Stored items:
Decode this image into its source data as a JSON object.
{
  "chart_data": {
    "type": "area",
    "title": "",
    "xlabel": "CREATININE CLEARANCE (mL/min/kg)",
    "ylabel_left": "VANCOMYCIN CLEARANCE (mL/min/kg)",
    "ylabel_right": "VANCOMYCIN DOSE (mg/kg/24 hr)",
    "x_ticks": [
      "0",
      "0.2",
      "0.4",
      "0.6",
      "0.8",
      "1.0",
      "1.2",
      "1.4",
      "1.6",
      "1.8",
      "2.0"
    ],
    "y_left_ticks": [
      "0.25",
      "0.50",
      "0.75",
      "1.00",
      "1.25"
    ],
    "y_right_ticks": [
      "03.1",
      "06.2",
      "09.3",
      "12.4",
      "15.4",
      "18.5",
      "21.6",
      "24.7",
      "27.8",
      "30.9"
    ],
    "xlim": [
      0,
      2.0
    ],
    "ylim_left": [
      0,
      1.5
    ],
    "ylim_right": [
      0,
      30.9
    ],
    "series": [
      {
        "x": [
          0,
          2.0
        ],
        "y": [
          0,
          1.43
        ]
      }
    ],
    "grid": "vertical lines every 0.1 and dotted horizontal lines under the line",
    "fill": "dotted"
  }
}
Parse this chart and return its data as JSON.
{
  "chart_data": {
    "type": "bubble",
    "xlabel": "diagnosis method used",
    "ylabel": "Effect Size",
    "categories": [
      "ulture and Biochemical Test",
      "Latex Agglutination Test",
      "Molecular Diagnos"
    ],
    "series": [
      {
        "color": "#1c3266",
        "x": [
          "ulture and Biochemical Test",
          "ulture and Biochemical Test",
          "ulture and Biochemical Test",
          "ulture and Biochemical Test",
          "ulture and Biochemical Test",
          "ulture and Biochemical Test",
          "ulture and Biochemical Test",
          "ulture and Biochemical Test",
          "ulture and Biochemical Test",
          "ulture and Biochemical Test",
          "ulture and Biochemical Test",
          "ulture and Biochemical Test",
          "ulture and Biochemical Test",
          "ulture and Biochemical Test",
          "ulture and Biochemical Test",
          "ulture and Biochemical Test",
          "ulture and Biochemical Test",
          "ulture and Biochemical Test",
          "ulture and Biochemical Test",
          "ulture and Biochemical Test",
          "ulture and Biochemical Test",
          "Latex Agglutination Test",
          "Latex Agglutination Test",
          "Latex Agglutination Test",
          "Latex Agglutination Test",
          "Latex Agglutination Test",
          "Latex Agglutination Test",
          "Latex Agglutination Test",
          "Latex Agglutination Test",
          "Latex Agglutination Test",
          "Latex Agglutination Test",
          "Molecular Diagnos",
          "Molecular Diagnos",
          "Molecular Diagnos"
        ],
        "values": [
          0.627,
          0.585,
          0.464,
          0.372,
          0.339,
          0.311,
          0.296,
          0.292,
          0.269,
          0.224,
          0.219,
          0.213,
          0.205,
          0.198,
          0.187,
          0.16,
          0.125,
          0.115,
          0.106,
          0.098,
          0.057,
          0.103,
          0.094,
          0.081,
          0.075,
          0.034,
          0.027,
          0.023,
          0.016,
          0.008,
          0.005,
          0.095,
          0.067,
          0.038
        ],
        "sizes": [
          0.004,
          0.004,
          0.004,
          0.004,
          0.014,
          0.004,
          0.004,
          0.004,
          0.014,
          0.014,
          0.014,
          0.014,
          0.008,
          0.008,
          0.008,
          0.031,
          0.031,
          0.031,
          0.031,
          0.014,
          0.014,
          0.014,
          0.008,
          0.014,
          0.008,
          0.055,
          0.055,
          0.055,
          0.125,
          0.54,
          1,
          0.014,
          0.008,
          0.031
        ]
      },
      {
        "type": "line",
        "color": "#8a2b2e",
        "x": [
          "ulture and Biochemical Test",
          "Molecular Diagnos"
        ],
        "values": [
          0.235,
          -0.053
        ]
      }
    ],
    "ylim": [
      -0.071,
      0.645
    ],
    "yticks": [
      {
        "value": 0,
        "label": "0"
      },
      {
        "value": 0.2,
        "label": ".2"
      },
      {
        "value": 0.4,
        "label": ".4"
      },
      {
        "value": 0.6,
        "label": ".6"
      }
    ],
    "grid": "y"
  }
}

What to do —
Return the number of lines that include the word "CLEARANCE", and nothing else.

Response for this exercise —
2